Seleção =

Tal, porém, não aconteceu, aguardando-se, no entanto, a todo o momento, ansiosamente, a sua chegada, que segundo se antecipa, será ainda hoje.
(Jornal "Comércio do Porto", Domingo, 30 de Setembro de 1923)

O naufrágio do vapor “Santa Maria”
A falta de informações sobre o naufrágio deste vapor português, ao norte da costa da Galiza, continua martirizando a curiosidade dos interessados, naturalmente desejosos de conhecer, em todos os seus pormenores, as circunstancias em que se deu o encalhe do “Santa Maria”, nas rochas de Corme.
À agencia do Sr. David José de Pinho, representante no Porto da Companhia de Navegação Carregadores Açoreanos, têm afluído muitos pedidos de informações sobre o assunto, mormente das pessoas que têm parentes entre os tripulantes e os passageiros.
Estes, segundo telegrama recebido ontem do Sr. David José de Pinho, encontram-se bem, não tendo regressado ainda em virtude de circunstancias diversas, cujas explicações não foram apuradas.
(Jornal “Comércio do Porto”, terça-feira, 2 de Outubro de 1923)

O encalhe do “Santa Maria”
O sinistro contado por um dos passageiros
Ante-ontem, chegaram ao Porto, vindos de Espanha, os passageiros do vapor português “Santa Maria”, naufragado no dia 28 do mês passado, entre os penedos terríveis da «costa da Morte». Todos o sabem, mas o que desconhecerão ainda é a forma como o sinistro se deu e as circunstâncias que o motivaram.
Continuada a procura de informações esclarecedoras, encontramos o Sr. Mário de Pinho, um dos passageiros do “Santa Maria”, filho do consignatário no Porto, da Companhia proprietária daquele vapor, o Sr. David José de Pinho.
Aquele senhor recebe-nos com uma amabilidade distinta. Tinhamos enfrentado uma enorme falta de pormenores.
- Compreendo a vontade de ver esclarecido este sinistro. A povoação onde desembarcamos dista três léguas da mais próxima caixa do correio… Já vê!
- A povoação chama-se?
- Arou. Um isolamento total, absoluto… Daí a falta de comunicações.
- Queríamos tê-las agora. Pode relatar como se deu o encalhe?
- Eram 3 horas e meia da madrugada do dia 28, quando, casualmente, subi à ponte de comando do navio a informar-me com o piloto do navio – o oficial que então se encontrava de quarto – da posição em que o navio se encontrava. Respondeu-me que, cerca das 3 horas, calculara a posição do vapor por meio de dois faróis, pelo que nos devíamos encontrar, naquele momento, muito perto do cabo Vilano. Apresentou-se-nos então uma nevoa cada vez mais densa e cerrada, tendo o piloto, que momentos antes havia diminuído a velocidade do navio, descido aos aposentos do comandante a comunicar-lhe o estado do tempo.
- E o que fez o capitão? – interrompemos.

O que fazer =
1. Responda, com base no texto sobre o naufrágio do “Santa Maria”:
(a) Em que rochas encalhou o vapor?
(b) Como se chama a povoação onde os passageiros desembarcaram?
(c) A que horas o piloto calculou a posição do navio, e por que meio o fez?
2. Prossiga o texto sobre o naufrágio do “Santa Maria” a partir do ponto em que termina.

Listagem =

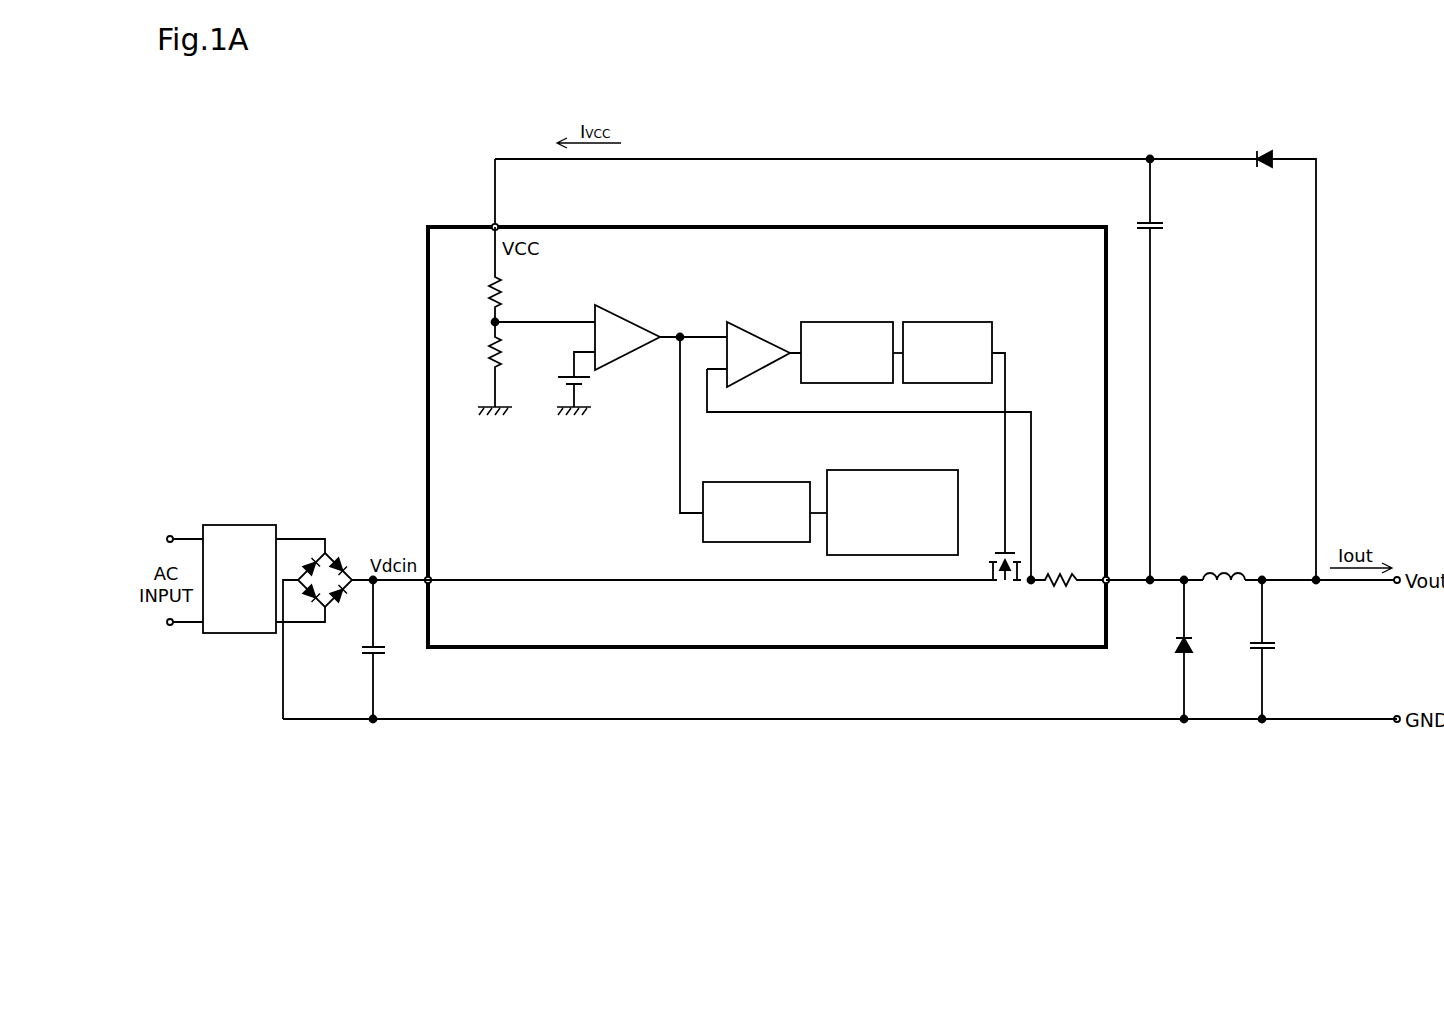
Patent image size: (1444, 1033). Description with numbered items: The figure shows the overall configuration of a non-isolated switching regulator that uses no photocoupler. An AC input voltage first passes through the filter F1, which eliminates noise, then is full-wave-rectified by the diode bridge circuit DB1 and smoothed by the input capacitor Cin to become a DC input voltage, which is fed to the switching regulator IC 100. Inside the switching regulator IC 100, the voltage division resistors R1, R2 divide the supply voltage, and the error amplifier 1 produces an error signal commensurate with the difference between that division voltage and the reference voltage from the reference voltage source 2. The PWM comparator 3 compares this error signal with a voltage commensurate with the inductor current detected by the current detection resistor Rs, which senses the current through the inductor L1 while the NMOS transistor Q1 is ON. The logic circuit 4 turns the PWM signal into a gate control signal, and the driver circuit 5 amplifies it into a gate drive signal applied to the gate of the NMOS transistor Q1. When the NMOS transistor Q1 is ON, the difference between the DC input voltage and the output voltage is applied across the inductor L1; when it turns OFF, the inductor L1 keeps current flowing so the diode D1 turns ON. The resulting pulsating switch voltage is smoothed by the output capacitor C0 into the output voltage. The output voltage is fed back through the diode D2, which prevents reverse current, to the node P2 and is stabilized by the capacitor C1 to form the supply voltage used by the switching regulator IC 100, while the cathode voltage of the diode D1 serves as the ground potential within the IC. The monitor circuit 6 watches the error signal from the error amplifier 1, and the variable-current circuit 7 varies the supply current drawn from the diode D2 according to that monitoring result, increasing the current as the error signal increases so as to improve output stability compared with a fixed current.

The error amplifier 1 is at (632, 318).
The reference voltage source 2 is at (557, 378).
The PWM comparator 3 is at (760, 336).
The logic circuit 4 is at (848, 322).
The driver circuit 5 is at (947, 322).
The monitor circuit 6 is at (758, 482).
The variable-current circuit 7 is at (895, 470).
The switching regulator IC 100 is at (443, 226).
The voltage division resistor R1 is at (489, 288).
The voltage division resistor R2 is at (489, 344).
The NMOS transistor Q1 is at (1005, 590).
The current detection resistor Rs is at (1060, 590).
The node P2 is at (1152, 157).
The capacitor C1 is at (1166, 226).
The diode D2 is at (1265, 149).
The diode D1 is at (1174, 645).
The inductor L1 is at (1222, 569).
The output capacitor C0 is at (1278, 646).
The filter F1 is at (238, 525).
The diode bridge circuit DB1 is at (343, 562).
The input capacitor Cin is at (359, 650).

Respostas dadas =
1.
(a) Nas rochas de Corme.
(b) Arou.
(c) Cerca das 3 horas, por meio de dois faróis.

2.
- Este oficial, meu amigo pessoal, deu ordem imediata para que se fizessem rapidamente os sinais de nevoeiro, a fim de ser evitado qualquer abalroamento. Ordenou também que fosse alterado o rumo para posicionar o navio absolutamente safo dos escolhos, que tanto abundam nas costas da Galiza…
Quando foram dadas estas ordens, encontrava-me na casa de navegação, diligenciando ver a posição do navio em função da carta marítima. O piloto subiu para dar cumprimento às manobras quando, subitamente, decorridos dois minutos apenas, se deu o embate.
Imediatamente, o capitão, já vestido, apareceu no convés, berrando para a ponte que abrissem a máquina a toda a força à ré. A ordem foi cumprida, mas o navio não cedeu.
- Que fizeram, nesse caso?
- O comandante, em seguida, subiu à ponte e com energia mas calmo em absoluto, chamou a tripulação e ordenou-lhe que arreasse as baleeiras como medida preventiva.
- E os passageiros?
- …calmos, tranquilos, com um sangue frio inimaginável… Mas não só os passageiros. Todos o mantiveram, oficiais e pessoal da tripulação, constantemente, obedecendo, sem hesitação, a todas as ordens que, para bem comum, eram dadas pelo comandante, sr. Francisco Brito.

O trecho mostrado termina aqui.